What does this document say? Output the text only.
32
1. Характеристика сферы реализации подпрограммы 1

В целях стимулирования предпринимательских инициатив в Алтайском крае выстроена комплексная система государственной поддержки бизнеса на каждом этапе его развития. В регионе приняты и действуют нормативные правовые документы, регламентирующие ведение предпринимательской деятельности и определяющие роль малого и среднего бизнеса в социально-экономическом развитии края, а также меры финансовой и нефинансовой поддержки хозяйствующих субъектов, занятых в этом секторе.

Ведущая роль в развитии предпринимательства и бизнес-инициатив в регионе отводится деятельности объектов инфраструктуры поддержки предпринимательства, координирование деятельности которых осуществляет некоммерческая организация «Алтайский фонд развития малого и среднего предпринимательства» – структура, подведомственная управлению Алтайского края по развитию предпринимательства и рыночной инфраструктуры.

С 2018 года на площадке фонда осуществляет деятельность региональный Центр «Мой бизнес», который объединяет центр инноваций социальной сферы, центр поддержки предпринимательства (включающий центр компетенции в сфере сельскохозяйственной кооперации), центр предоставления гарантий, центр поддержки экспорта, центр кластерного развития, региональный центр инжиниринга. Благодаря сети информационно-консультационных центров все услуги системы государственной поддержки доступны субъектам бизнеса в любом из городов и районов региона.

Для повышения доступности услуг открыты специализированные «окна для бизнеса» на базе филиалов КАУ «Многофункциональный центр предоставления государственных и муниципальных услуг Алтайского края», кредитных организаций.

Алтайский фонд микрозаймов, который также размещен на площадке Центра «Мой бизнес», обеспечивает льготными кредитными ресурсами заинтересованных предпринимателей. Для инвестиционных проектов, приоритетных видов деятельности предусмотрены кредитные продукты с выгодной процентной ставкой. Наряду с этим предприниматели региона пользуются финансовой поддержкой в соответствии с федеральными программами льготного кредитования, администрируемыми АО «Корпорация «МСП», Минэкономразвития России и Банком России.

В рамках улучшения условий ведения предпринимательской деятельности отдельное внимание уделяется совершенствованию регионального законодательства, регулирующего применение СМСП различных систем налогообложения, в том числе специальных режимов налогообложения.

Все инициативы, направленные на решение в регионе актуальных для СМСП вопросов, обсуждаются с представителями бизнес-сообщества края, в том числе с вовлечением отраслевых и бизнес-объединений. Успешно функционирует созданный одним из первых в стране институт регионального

▶ Required task:
Copy out each line of the data where the string "Алтайский" appears.

▶ Written reply:
Ведущая роль в развитии предпринимательства и бизнес-инициатив в регионе отводится деятельности объектов инфраструктуры поддержки предпринимательства, координирование деятельности которых осуществляет некоммерческая организация «Алтайский фонд развития малого и среднего предпринимательства» – структура, подведомственная управлению Алтайского края по развитию предпринимательства и рыночной инфраструктуры.
Алтайский фонд микрозаймов, который также размещен на площадке Центра «Мой бизнес», обеспечивает льготными кредитными ресурсами заинтересованных предпринимателей. Для инвестиционных проектов, приоритетных видов деятельности предусмотрены кредитные продукты с выгодной процентной ставкой. Наряду с этим предприниматели региона пользуются финансовой поддержкой в соответствии с федеральными программами льготного кредитования, администрируемыми АО «Корпорация «МСП», Минэкономразвития России и Банком России.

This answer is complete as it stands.